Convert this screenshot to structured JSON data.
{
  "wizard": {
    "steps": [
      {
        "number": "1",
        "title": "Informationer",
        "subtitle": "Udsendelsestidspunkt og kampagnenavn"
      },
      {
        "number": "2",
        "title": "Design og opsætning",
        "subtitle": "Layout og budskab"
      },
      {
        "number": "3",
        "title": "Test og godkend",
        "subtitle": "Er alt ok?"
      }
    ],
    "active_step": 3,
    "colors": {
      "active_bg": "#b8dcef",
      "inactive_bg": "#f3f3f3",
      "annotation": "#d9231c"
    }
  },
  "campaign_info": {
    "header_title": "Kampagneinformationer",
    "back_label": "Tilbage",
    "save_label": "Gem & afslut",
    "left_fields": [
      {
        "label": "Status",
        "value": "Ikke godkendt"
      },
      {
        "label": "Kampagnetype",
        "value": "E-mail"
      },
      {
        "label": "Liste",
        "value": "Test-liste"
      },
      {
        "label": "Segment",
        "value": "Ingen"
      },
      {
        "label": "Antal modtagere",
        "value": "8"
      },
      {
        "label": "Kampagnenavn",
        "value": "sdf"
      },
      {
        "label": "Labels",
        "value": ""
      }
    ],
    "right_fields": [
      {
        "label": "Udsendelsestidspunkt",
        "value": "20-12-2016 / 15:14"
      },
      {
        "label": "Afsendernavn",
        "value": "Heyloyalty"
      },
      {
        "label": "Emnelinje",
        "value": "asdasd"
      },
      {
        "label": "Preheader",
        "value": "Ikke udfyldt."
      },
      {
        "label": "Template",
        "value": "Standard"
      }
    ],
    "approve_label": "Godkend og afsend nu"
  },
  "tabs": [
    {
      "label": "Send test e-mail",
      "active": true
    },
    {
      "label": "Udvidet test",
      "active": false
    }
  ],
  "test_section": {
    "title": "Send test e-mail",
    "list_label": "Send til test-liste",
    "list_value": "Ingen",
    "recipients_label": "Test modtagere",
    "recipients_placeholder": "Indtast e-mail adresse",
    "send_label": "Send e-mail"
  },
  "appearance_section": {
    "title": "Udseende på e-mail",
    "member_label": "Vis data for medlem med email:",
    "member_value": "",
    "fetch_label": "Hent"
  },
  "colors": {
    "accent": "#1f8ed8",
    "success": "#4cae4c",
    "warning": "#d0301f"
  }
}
━━━━
Direction
All of the lines above must be returned exactly.

Task result
Convert this screenshot to structured JSON data.
{
  "wizard": {
    "steps": [
      {
        "number": "1",
        "title": "Informationer",
        "subtitle": "Udsendelsestidspunkt og kampagnenavn"
      },
      {
        "number": "2",
        "title": "Design og opsætning",
        "subtitle": "Layout og budskab"
      },
      {
        "number": "3",
        "title": "Test og godkend",
        "subtitle": "Er alt ok?"
      }
    ],
    "active_step": 3,
    "colors": {
      "active_bg": "#b8dcef",
      "inactive_bg": "#f3f3f3",
      "annotation": "#d9231c"
    }
  },
  "campaign_info": {
    "header_title": "Kampagneinformationer",
    "back_label": "Tilbage",
    "save_label": "Gem & afslut",
    "left_fields": [
      {
        "label": "Status",
        "value": "Ikke godkendt"
      },
      {
        "label": "Kampagnetype",
        "value": "E-mail"
      },
      {
        "label": "Liste",
        "value": "Test-liste"
      },
      {
        "label": "Segment",
        "value": "Ingen"
      },
      {
        "label": "Antal modtagere",
        "value": "8"
      },
      {
        "label": "Kampagnenavn",
        "value": "sdf"
      },
      {
        "label": "Labels",
        "value": ""
      }
    ],
    "right_fields": [
      {
        "label": "Udsendelsestidspunkt",
        "value": "20-12-2016 / 15:14"
      },
      {
        "label": "Afsendernavn",
        "value": "Heyloyalty"
      },
      {
        "label": "Emnelinje",
        "value": "asdasd"
      },
      {
        "label": "Preheader",
        "value": "Ikke udfyldt."
      },
      {
        "label": "Template",
        "value": "Standard"
      }
    ],
    "approve_label": "Godkend og afsend nu"
  },
  "tabs": [
    {
      "label": "Send test e-mail",
      "active": true
    },
    {
      "label": "Udvidet test",
      "active": false
    }
  ],
  "test_section": {
    "title": "Send test e-mail",
    "list_label": "Send til test-liste",
    "list_value": "Ingen",
    "recipients_label": "Test modtagere",
    "recipients_placeholder": "Indtast e-mail adresse",
    "send_label": "Send e-mail"
  },
  "appearance_section": {
    "title": "Udseende på e-mail",
    "member_label": "Vis data for medlem med email:",
    "member_value": "",
    "fetch_label": "Hent"
  },
  "colors": {
    "accent": "#1f8ed8",
    "success": "#4cae4c",
    "warning": "#d0301f"
  }
}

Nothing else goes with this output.